* _Data shown_

- - - - - - -

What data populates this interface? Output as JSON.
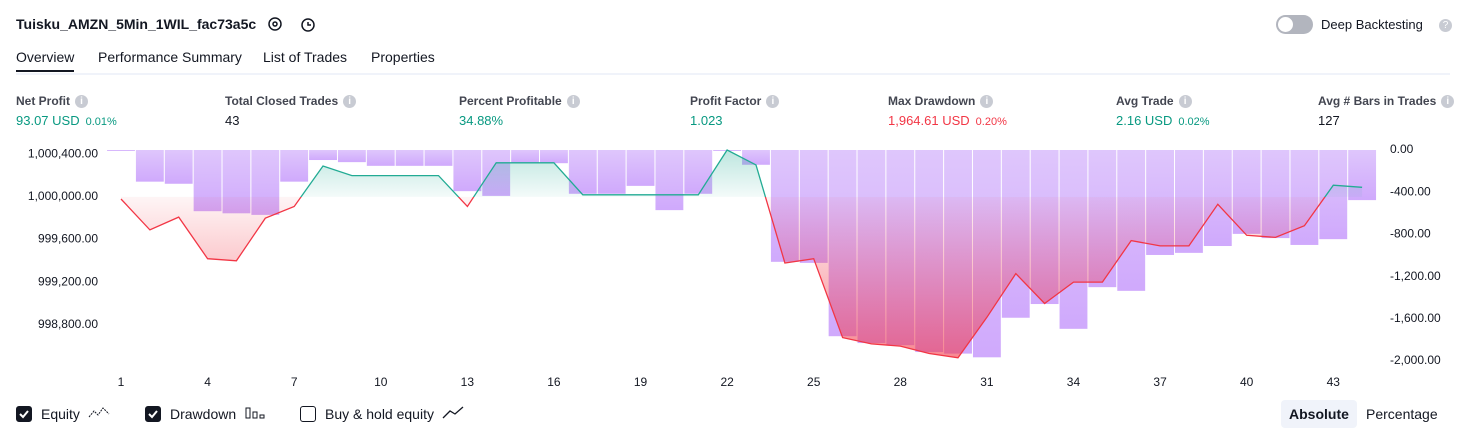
{
  "header": {
    "title": "Tuisku_AMZN_5Min_1WIL_fac73a5c",
    "deep_backtesting": "Deep Backtesting"
  },
  "tabs": [
    {
      "label": "Overview",
      "active": true
    },
    {
      "label": "Performance Summary",
      "active": false
    },
    {
      "label": "List of Trades",
      "active": false
    },
    {
      "label": "Properties",
      "active": false
    }
  ],
  "metrics": [
    {
      "label": "Net Profit",
      "value": "93.07 USD",
      "percent": "0.01%",
      "color": "#089981"
    },
    {
      "label": "Total Closed Trades",
      "value": "43",
      "color": "#131722"
    },
    {
      "label": "Percent Profitable",
      "value": "34.88%",
      "color": "#089981"
    },
    {
      "label": "Profit Factor",
      "value": "1.023",
      "color": "#089981"
    },
    {
      "label": "Max Drawdown",
      "value": "1,964.61 USD",
      "percent": "0.20%",
      "color": "#f23645"
    },
    {
      "label": "Avg Trade",
      "value": "2.16 USD",
      "percent": "0.02%",
      "color": "#089981"
    },
    {
      "label": "Avg # Bars in Trades",
      "value": "127",
      "color": "#131722"
    }
  ],
  "chart_data": {
    "type": "combo",
    "x": [
      1,
      2,
      3,
      4,
      5,
      6,
      7,
      8,
      9,
      10,
      11,
      12,
      13,
      14,
      15,
      16,
      17,
      18,
      19,
      20,
      21,
      22,
      23,
      24,
      25,
      26,
      27,
      28,
      29,
      30,
      31,
      32,
      33,
      34,
      35,
      36,
      37,
      38,
      39,
      40,
      41,
      42,
      43,
      44
    ],
    "xlim": [
      0.55,
      44.55
    ],
    "xticks": [
      1,
      4,
      7,
      10,
      13,
      16,
      19,
      22,
      25,
      28,
      31,
      34,
      37,
      40,
      43
    ],
    "ylim": [
      998460,
      1000440
    ],
    "yticks": [
      {
        "value": 1000400,
        "label": "1,000,400.00"
      },
      {
        "value": 1000000,
        "label": "1,000,000.00"
      },
      {
        "value": 999600,
        "label": "999,600.00"
      },
      {
        "value": 999200,
        "label": "999,200.00"
      },
      {
        "value": 998800,
        "label": "998,800.00"
      }
    ],
    "y2lim": [
      -2000,
      0
    ],
    "y2ticks": [
      {
        "value": 0,
        "label": "0.00"
      },
      {
        "value": -400,
        "label": "-400.00"
      },
      {
        "value": -800,
        "label": "-800.00"
      },
      {
        "value": -1200,
        "label": "-1,200.00"
      },
      {
        "value": -1600,
        "label": "-1,600.00"
      },
      {
        "value": -2000,
        "label": "-2,000.00"
      }
    ],
    "series": [
      {
        "name": "Equity",
        "type": "line",
        "checked": true,
        "color": "#22ab94",
        "negative_color": "#f23645",
        "values": [
          999980,
          999690,
          999810,
          999420,
          999400,
          999800,
          999910,
          1000290,
          1000200,
          1000200,
          1000200,
          1000200,
          999910,
          1000320,
          1000320,
          1000320,
          1000020,
          1000020,
          1000020,
          1000020,
          1000020,
          1000440,
          1000300,
          999380,
          999420,
          998680,
          998620,
          998600,
          998530,
          998490,
          998870,
          999280,
          999000,
          999200,
          999200,
          999590,
          999540,
          999540,
          999930,
          999640,
          999620,
          999730,
          1000110,
          1000090
        ]
      },
      {
        "name": "Drawdown",
        "type": "bar",
        "axis": "y2",
        "checked": true,
        "color": "#c99bfc",
        "values": [
          -5,
          -300,
          -320,
          -580,
          -600,
          -615,
          -300,
          -95,
          -115,
          -150,
          -150,
          -150,
          -390,
          -435,
          -125,
          -125,
          -415,
          -415,
          -340,
          -570,
          -415,
          0,
          -140,
          -1060,
          -1070,
          -1765,
          -1830,
          -1850,
          -1915,
          -1930,
          -1965,
          -1590,
          -1460,
          -1695,
          -1300,
          -1335,
          -995,
          -975,
          -910,
          -795,
          -835,
          -900,
          -845,
          -475
        ]
      }
    ],
    "extra_legend": {
      "name": "Buy & hold equity",
      "checked": false
    }
  },
  "modes": [
    {
      "label": "Absolute",
      "active": true
    },
    {
      "label": "Percentage",
      "active": false
    }
  ]
}
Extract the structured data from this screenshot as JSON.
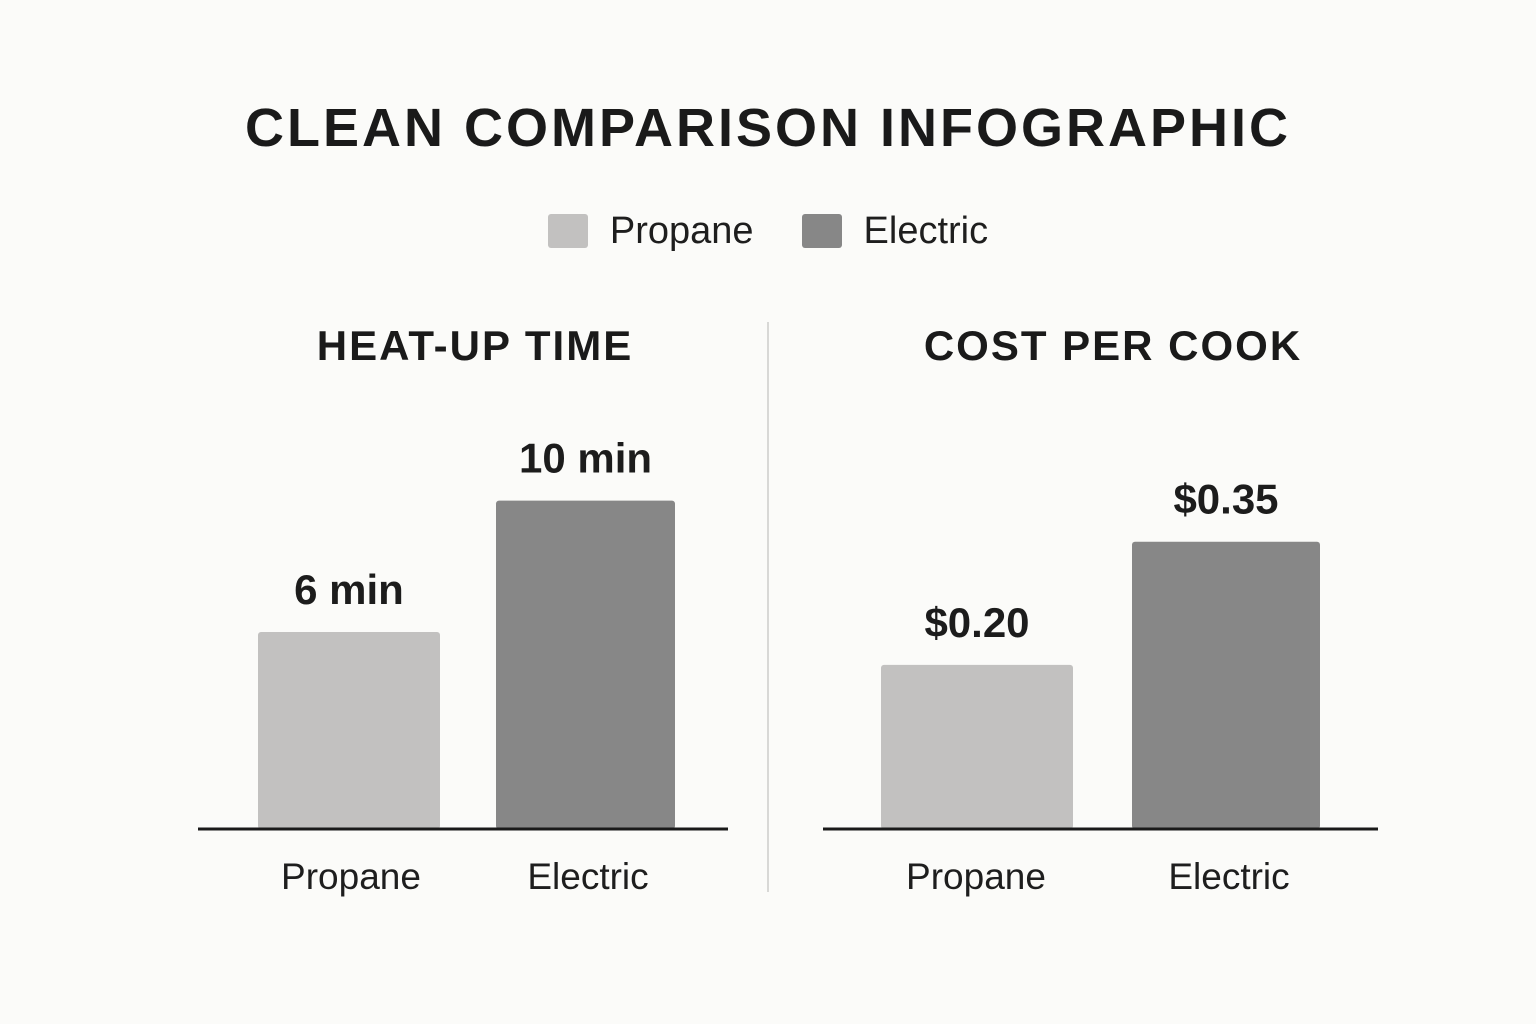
{
  "title": "CLEAN COMPARISON INFOGRAPHIC",
  "legend": {
    "items": [
      {
        "label": "Propane",
        "color": "#c2c1c0"
      },
      {
        "label": "Electric",
        "color": "#878787"
      }
    ]
  },
  "colors": {
    "propane": "#c2c1c0",
    "electric": "#878787",
    "axis": "#1a1a1a",
    "background": "#fbfbf9"
  },
  "chart_data": [
    {
      "type": "bar",
      "title": "HEAT-UP TIME",
      "categories": [
        "Propane",
        "Electric"
      ],
      "values": [
        6,
        10
      ],
      "value_labels": [
        "6 min",
        "10 min"
      ],
      "unit": "min",
      "ylim": [
        0,
        12
      ],
      "xlabel": "",
      "ylabel": "",
      "grid": false
    },
    {
      "type": "bar",
      "title": "COST PER COOK",
      "categories": [
        "Propane",
        "Electric"
      ],
      "values": [
        0.2,
        0.35
      ],
      "value_labels": [
        "$0.20",
        "$0.35"
      ],
      "unit": "$",
      "ylim": [
        0,
        0.48
      ],
      "xlabel": "",
      "ylabel": "",
      "grid": false
    }
  ]
}
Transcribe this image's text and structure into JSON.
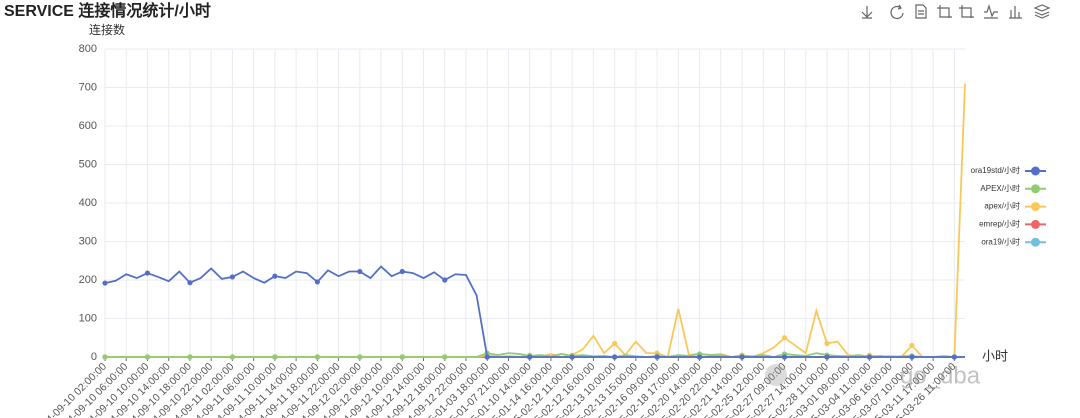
{
  "chart_data": {
    "type": "line",
    "title": "SERVICE 连接情况统计/小时",
    "y_label": "连接数",
    "x_label": "小时",
    "watermark": "go_dba",
    "grid": true,
    "legend_position": "right",
    "ylim": [
      0,
      800
    ],
    "yticks": [
      0,
      100,
      200,
      300,
      400,
      500,
      600,
      700,
      800
    ],
    "categories": [
      "2024-09-10 02:00:00",
      null,
      "2024-09-10 06:00:00",
      null,
      "2024-09-10 10:00:00",
      null,
      "2024-09-10 14:00:00",
      null,
      "2024-09-10 18:00:00",
      null,
      "2024-09-10 22:00:00",
      null,
      "2024-09-11 02:00:00",
      null,
      "2024-09-11 06:00:00",
      null,
      "2024-09-11 10:00:00",
      null,
      "2024-09-11 14:00:00",
      null,
      "2024-09-11 18:00:00",
      null,
      "2024-09-11 22:00:00",
      null,
      "2024-09-12 02:00:00",
      null,
      "2024-09-12 06:00:00",
      null,
      "2024-09-12 10:00:00",
      null,
      "2024-09-12 14:00:00",
      null,
      "2024-09-12 18:00:00",
      null,
      "2024-09-12 22:00:00",
      null,
      "2025-01-03 18:00:00",
      null,
      "2025-01-07 21:00:00",
      null,
      "2025-01-10 14:00:00",
      null,
      "2025-01-14 16:00:00",
      null,
      "2025-02-12 11:00:00",
      null,
      "2025-02-12 16:00:00",
      null,
      "2025-02-13 10:00:00",
      null,
      "2025-02-13 15:00:00",
      null,
      "2025-02-16 09:00:00",
      null,
      "2025-02-18 17:00:00",
      null,
      "2025-02-20 14:00:00",
      null,
      "2025-02-20 22:00:00",
      null,
      "2025-02-21 14:00:00",
      null,
      "2025-02-25 12:00:00",
      null,
      "2025-02-27 09:00:00",
      null,
      "2025-02-27 14:00:00",
      null,
      "2025-02-28 11:00:00",
      null,
      "2025-03-01 09:00:00",
      null,
      "2025-03-04 11:00:00",
      null,
      "2025-03-06 16:00:00",
      null,
      "2025-03-07 10:00:00",
      null,
      "2025-03-11 17:00:00",
      null,
      "2025-03-26 11:00:00",
      null
    ],
    "series": [
      {
        "name": "ora19std/小时",
        "color": "#5470c6",
        "values": [
          192,
          198,
          215,
          205,
          218,
          208,
          197,
          222,
          193,
          205,
          230,
          203,
          208,
          222,
          205,
          193,
          210,
          205,
          222,
          218,
          195,
          225,
          210,
          222,
          222,
          205,
          235,
          210,
          222,
          218,
          205,
          220,
          200,
          215,
          213,
          160,
          0,
          0,
          0,
          0,
          0,
          0,
          0,
          0,
          0,
          0,
          0,
          0,
          0,
          0,
          0,
          0,
          0,
          0,
          0,
          0,
          0,
          0,
          0,
          0,
          0,
          0,
          0,
          0,
          0,
          0,
          0,
          0,
          0,
          0,
          0,
          0,
          0,
          0,
          0,
          0,
          0,
          0,
          0,
          0,
          0,
          0
        ]
      },
      {
        "name": "APEX/小时",
        "color": "#91cc75",
        "values": [
          0,
          0,
          0,
          0,
          0,
          0,
          0,
          0,
          0,
          0,
          0,
          0,
          0,
          0,
          0,
          0,
          0,
          0,
          0,
          0,
          0,
          0,
          0,
          0,
          0,
          0,
          0,
          0,
          0,
          0,
          0,
          0,
          0,
          0,
          0,
          0,
          10,
          5,
          10,
          8,
          3,
          5,
          2,
          8,
          3,
          5,
          2,
          3,
          0,
          5,
          2,
          0,
          3,
          0,
          5,
          3,
          8,
          5,
          5,
          0,
          3,
          2,
          5,
          0,
          8,
          5,
          3,
          10,
          5,
          3,
          2,
          5,
          0,
          3,
          0,
          2,
          3,
          0,
          0,
          2,
          0,
          0
        ]
      },
      {
        "name": "apex/小时",
        "color": "#fac858",
        "values": [
          0,
          0,
          0,
          0,
          0,
          0,
          0,
          0,
          0,
          0,
          0,
          0,
          0,
          0,
          0,
          0,
          0,
          0,
          0,
          0,
          0,
          0,
          0,
          0,
          0,
          0,
          0,
          0,
          0,
          0,
          0,
          0,
          0,
          0,
          0,
          0,
          5,
          0,
          3,
          0,
          5,
          0,
          8,
          0,
          5,
          20,
          55,
          10,
          35,
          5,
          40,
          10,
          10,
          0,
          125,
          5,
          8,
          5,
          8,
          0,
          5,
          0,
          10,
          25,
          50,
          30,
          10,
          120,
          35,
          40,
          5,
          0,
          5,
          0,
          3,
          0,
          30,
          0,
          0,
          3,
          0,
          710
        ]
      },
      {
        "name": "emrep/小时",
        "color": "#ee6666",
        "values": [
          0,
          0,
          0,
          0,
          0,
          0,
          0,
          0,
          0,
          0,
          0,
          0,
          0,
          0,
          0,
          0,
          0,
          0,
          0,
          0,
          0,
          0,
          0,
          0,
          0,
          0,
          0,
          0,
          0,
          0,
          0,
          0,
          0,
          0,
          0,
          0,
          0,
          0,
          0,
          0,
          0,
          0,
          0,
          0,
          0,
          0,
          0,
          0,
          0,
          0,
          0,
          0,
          0,
          0,
          0,
          0,
          0,
          0,
          0,
          0,
          0,
          0,
          0,
          0,
          0,
          0,
          0,
          0,
          0,
          0,
          0,
          0,
          0,
          0,
          0,
          0,
          0,
          0,
          0,
          0,
          0,
          0
        ]
      },
      {
        "name": "ora19/小时",
        "color": "#73c0de",
        "values": [
          0,
          0,
          0,
          0,
          0,
          0,
          0,
          0,
          0,
          0,
          0,
          0,
          0,
          0,
          0,
          0,
          0,
          0,
          0,
          0,
          0,
          0,
          0,
          0,
          0,
          0,
          0,
          0,
          0,
          0,
          0,
          0,
          0,
          0,
          0,
          0,
          0,
          0,
          0,
          0,
          0,
          0,
          0,
          0,
          0,
          0,
          0,
          0,
          0,
          0,
          0,
          0,
          0,
          0,
          0,
          0,
          0,
          0,
          0,
          0,
          0,
          0,
          0,
          0,
          0,
          0,
          0,
          0,
          0,
          0,
          0,
          0,
          0,
          0,
          0,
          0,
          0,
          0,
          0,
          0,
          0,
          0
        ]
      }
    ]
  }
}
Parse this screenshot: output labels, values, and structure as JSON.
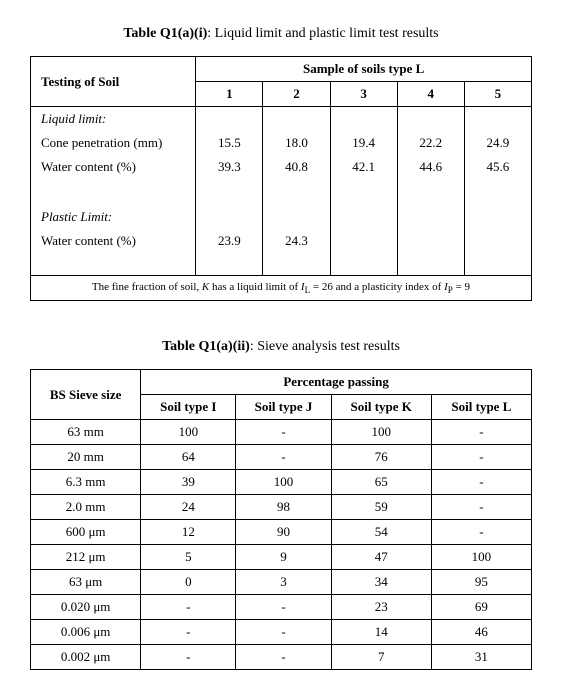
{
  "table1": {
    "title_bold": "Table Q1(a)(i)",
    "title_rest": ": Liquid limit and plastic limit test results",
    "row_header_label": "Testing of Soil",
    "samples_header": "Sample of soils type L",
    "sample_nums": [
      "1",
      "2",
      "3",
      "4",
      "5"
    ],
    "liquid_limit_label": "Liquid limit:",
    "cone_label": "Cone penetration (mm)",
    "cone_values": [
      "15.5",
      "18.0",
      "19.4",
      "22.2",
      "24.9"
    ],
    "water1_label": "Water content (%)",
    "water1_values": [
      "39.3",
      "40.8",
      "42.1",
      "44.6",
      "45.6"
    ],
    "plastic_limit_label": "Plastic Limit:",
    "water2_label": "Water content (%)",
    "water2_values": [
      "23.9",
      "24.3",
      "",
      "",
      ""
    ],
    "footnote_pre": "The fine fraction of soil, ",
    "footnote_K": "K",
    "footnote_mid1": " has a liquid limit of ",
    "footnote_IL": "I",
    "footnote_ILsub": "L",
    "footnote_eq1": " = 26 and a plasticity index of ",
    "footnote_IP": "I",
    "footnote_IPsub": "P",
    "footnote_eq2": " = 9"
  },
  "table2": {
    "title_bold": "Table Q1(a)(ii)",
    "title_rest": ": Sieve analysis test results",
    "row_header_label": "BS Sieve size",
    "passing_header": "Percentage passing",
    "soil_cols": [
      "Soil type I",
      "Soil type J",
      "Soil type K",
      "Soil type L"
    ],
    "rows": [
      {
        "sieve": "63 mm",
        "v": [
          "100",
          "-",
          "100",
          "-"
        ]
      },
      {
        "sieve": "20 mm",
        "v": [
          "64",
          "-",
          "76",
          "-"
        ]
      },
      {
        "sieve": "6.3 mm",
        "v": [
          "39",
          "100",
          "65",
          "-"
        ]
      },
      {
        "sieve": "2.0 mm",
        "v": [
          "24",
          "98",
          "59",
          "-"
        ]
      },
      {
        "sieve": "600 μm",
        "v": [
          "12",
          "90",
          "54",
          "-"
        ]
      },
      {
        "sieve": "212 μm",
        "v": [
          "5",
          "9",
          "47",
          "100"
        ]
      },
      {
        "sieve": "63 μm",
        "v": [
          "0",
          "3",
          "34",
          "95"
        ]
      },
      {
        "sieve": "0.020 μm",
        "v": [
          "-",
          "-",
          "23",
          "69"
        ]
      },
      {
        "sieve": "0.006 μm",
        "v": [
          "-",
          "-",
          "14",
          "46"
        ]
      },
      {
        "sieve": "0.002 μm",
        "v": [
          "-",
          "-",
          "7",
          "31"
        ]
      }
    ]
  },
  "colors": {
    "text": "#000000",
    "bg": "#ffffff",
    "border": "#000000"
  }
}
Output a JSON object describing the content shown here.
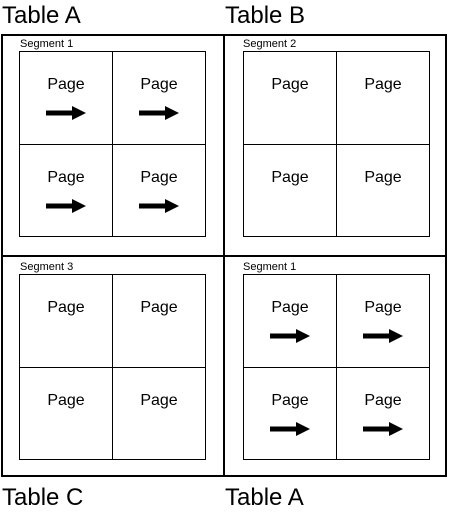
{
  "labels": {
    "top_left": "Table A",
    "top_right": "Table B",
    "bottom_left": "Table C",
    "bottom_right": "Table A"
  },
  "segments": [
    {
      "id": "tl",
      "label": "Segment 1",
      "pages": [
        {
          "text": "Page",
          "arrow": true
        },
        {
          "text": "Page",
          "arrow": true
        },
        {
          "text": "Page",
          "arrow": true
        },
        {
          "text": "Page",
          "arrow": true
        }
      ]
    },
    {
      "id": "tr",
      "label": "Segment 2",
      "pages": [
        {
          "text": "Page",
          "arrow": false
        },
        {
          "text": "Page",
          "arrow": false
        },
        {
          "text": "Page",
          "arrow": false
        },
        {
          "text": "Page",
          "arrow": false
        }
      ]
    },
    {
      "id": "bl",
      "label": "Segment 3",
      "pages": [
        {
          "text": "Page",
          "arrow": false
        },
        {
          "text": "Page",
          "arrow": false
        },
        {
          "text": "Page",
          "arrow": false
        },
        {
          "text": "Page",
          "arrow": false
        }
      ]
    },
    {
      "id": "br",
      "label": "Segment 1",
      "pages": [
        {
          "text": "Page",
          "arrow": true
        },
        {
          "text": "Page",
          "arrow": true
        },
        {
          "text": "Page",
          "arrow": true
        },
        {
          "text": "Page",
          "arrow": true
        }
      ]
    }
  ]
}
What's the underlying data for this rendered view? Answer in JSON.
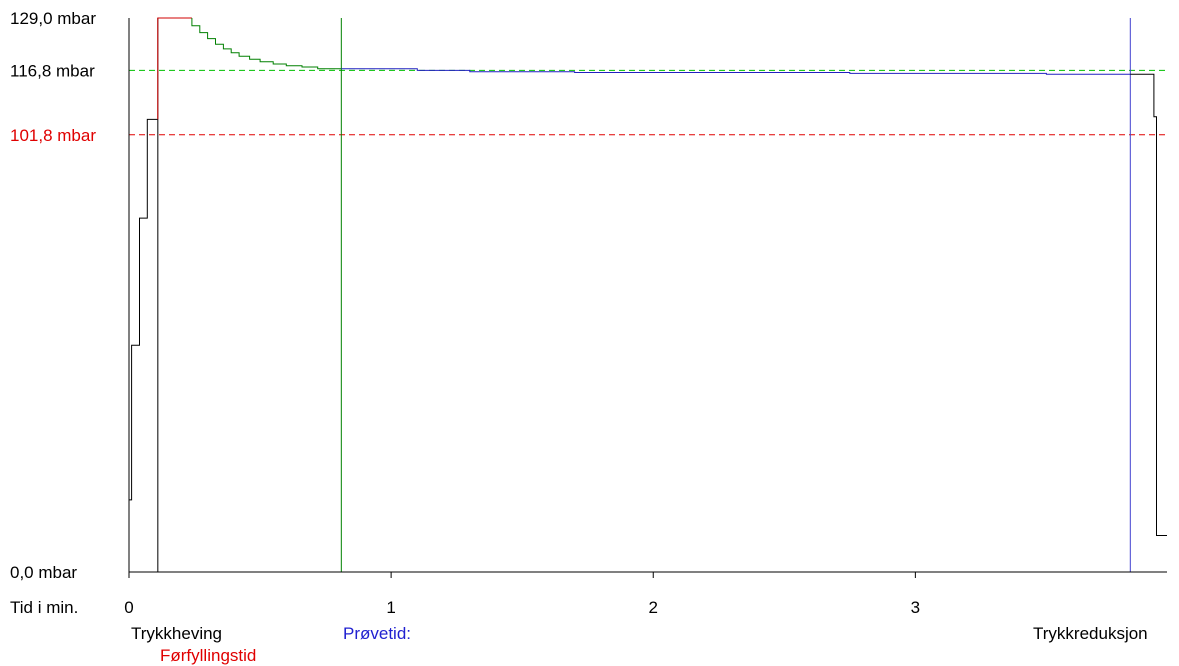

- - - - - - -

* _Task instructions_
Search the listing for the word "JSON" and return each line that holds it.

* _Answer to this problem_
What data populates this interface? Output as JSON.
Extract the structured data from this screenshot as JSON.
Transcribe this image's text and structure into JSON.
Parse this screenshot: output labels, values, and structure as JSON.
Output a JSON object describing the content shown here.
What's the underlying data for this rendered view? Answer in JSON.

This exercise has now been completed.